- **GIVEN PROBLEM**
Pick out the lines containing "document".

- **INFORMATION SHOWN**
=====
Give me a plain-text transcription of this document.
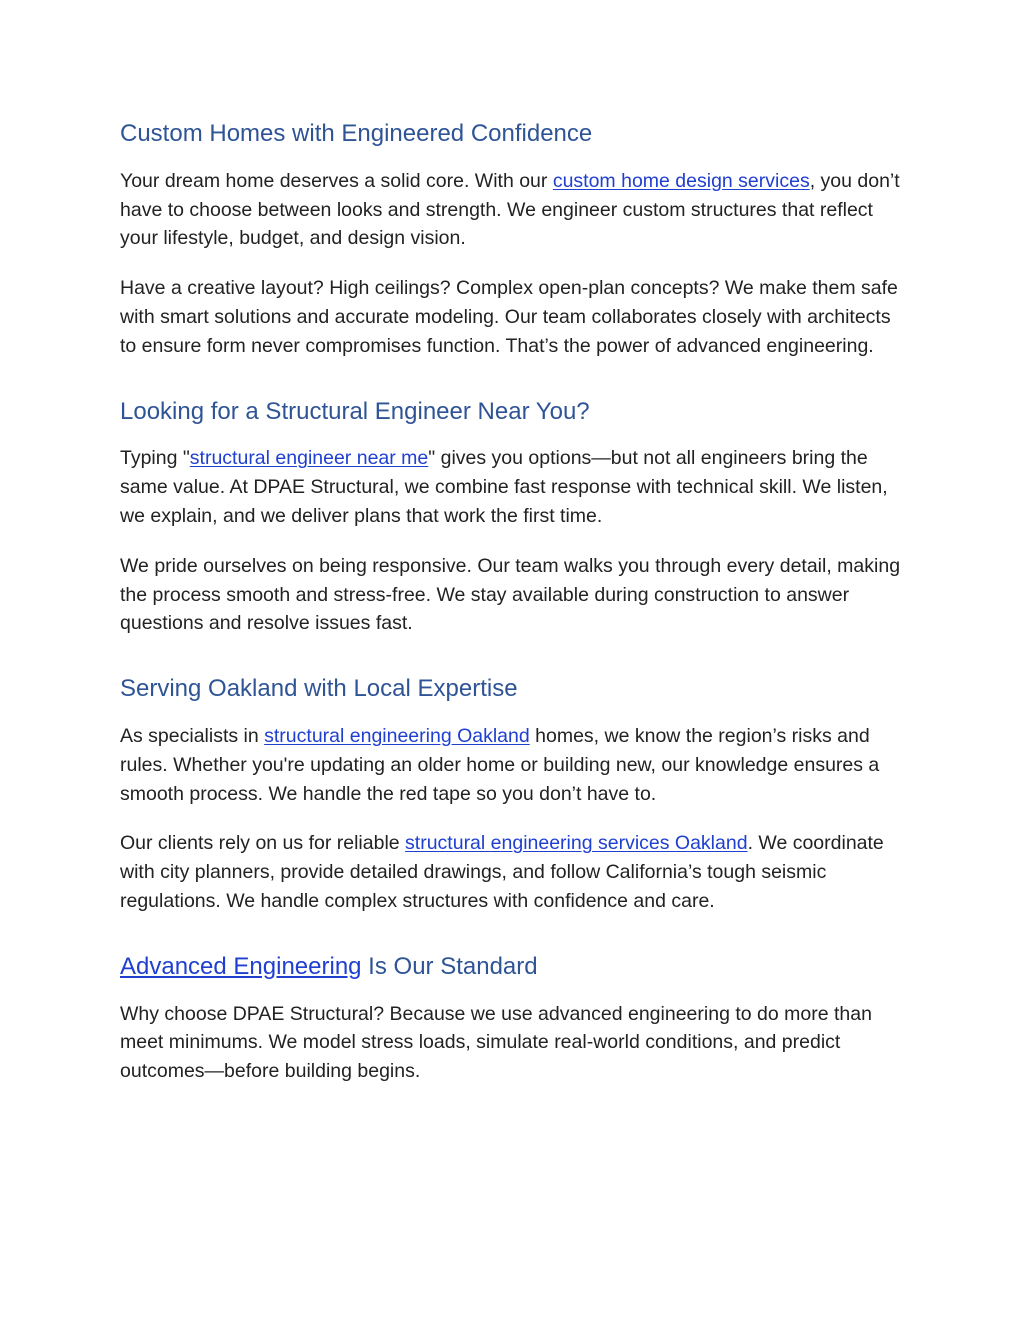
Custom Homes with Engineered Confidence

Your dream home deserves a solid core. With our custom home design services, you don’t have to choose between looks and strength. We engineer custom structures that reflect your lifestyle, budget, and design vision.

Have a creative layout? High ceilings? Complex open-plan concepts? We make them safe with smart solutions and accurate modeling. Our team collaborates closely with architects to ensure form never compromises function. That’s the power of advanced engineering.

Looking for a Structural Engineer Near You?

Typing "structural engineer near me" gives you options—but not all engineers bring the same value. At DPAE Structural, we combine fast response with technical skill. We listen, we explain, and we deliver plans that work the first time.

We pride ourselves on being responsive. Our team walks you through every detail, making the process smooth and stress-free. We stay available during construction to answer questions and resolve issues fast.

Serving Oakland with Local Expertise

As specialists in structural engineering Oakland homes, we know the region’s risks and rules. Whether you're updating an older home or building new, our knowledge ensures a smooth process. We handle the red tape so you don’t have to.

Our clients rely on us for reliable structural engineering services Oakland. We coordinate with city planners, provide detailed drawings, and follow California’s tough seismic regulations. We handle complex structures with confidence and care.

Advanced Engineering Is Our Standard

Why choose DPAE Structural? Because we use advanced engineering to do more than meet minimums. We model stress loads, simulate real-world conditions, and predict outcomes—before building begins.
=====
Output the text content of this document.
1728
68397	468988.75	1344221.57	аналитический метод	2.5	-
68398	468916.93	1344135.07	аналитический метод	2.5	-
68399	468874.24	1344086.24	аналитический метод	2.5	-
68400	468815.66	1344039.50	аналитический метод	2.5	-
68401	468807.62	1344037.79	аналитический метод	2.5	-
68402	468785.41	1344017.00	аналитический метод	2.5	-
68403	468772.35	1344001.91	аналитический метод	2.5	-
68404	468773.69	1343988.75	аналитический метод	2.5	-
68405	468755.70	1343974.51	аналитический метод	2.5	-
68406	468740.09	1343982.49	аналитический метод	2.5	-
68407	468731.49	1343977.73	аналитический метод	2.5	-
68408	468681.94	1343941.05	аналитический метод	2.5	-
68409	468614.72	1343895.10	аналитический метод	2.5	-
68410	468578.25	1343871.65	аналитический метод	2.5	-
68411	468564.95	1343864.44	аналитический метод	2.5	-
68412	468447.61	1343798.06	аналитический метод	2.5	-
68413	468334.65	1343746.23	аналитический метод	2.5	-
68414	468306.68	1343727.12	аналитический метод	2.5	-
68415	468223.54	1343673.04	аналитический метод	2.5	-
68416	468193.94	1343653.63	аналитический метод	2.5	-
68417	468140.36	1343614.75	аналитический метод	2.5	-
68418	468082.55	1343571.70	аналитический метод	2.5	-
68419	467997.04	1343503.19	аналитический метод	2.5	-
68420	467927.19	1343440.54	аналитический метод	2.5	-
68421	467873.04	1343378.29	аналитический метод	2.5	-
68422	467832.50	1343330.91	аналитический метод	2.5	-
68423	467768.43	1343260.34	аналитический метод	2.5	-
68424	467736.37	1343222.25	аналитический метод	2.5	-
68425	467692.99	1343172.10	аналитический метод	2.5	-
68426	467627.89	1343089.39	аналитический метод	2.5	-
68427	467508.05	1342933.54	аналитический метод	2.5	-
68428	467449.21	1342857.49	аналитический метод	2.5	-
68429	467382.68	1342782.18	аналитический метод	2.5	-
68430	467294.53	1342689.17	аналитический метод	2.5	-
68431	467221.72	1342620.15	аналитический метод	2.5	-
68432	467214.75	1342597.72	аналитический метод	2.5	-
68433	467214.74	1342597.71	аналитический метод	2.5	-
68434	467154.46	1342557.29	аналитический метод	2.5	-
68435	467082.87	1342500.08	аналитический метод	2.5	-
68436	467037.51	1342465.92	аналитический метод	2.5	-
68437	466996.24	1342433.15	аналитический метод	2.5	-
=====
- **ANSWER TO THIS TASK**
Give me a plain-text transcription of this document.
Output the text content of this document.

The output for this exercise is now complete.